[Data excerpts]

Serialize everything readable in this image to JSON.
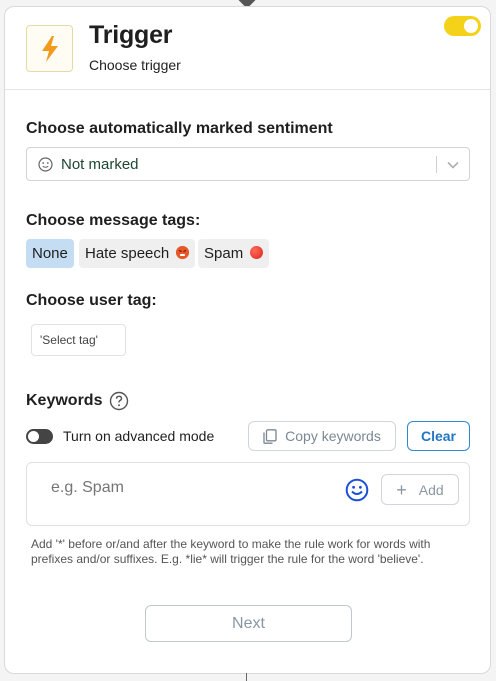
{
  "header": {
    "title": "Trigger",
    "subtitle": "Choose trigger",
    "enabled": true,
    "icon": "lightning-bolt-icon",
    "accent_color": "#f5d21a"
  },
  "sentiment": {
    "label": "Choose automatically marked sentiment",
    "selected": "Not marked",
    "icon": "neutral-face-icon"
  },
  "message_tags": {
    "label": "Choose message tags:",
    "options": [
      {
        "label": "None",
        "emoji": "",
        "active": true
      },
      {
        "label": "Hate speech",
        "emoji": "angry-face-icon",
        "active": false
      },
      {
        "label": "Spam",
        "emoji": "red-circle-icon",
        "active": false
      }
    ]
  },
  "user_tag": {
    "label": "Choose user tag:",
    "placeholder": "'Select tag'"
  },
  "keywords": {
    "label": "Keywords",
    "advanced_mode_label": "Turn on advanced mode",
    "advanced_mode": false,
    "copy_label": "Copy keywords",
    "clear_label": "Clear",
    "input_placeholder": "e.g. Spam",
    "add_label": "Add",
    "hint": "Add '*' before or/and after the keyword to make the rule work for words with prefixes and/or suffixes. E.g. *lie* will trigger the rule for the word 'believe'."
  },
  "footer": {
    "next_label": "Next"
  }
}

### Aim
Go through the listing above and list every line that has the word "sentiment".

### In response
  "sentiment": {
    "label": "Choose automatically marked sentiment",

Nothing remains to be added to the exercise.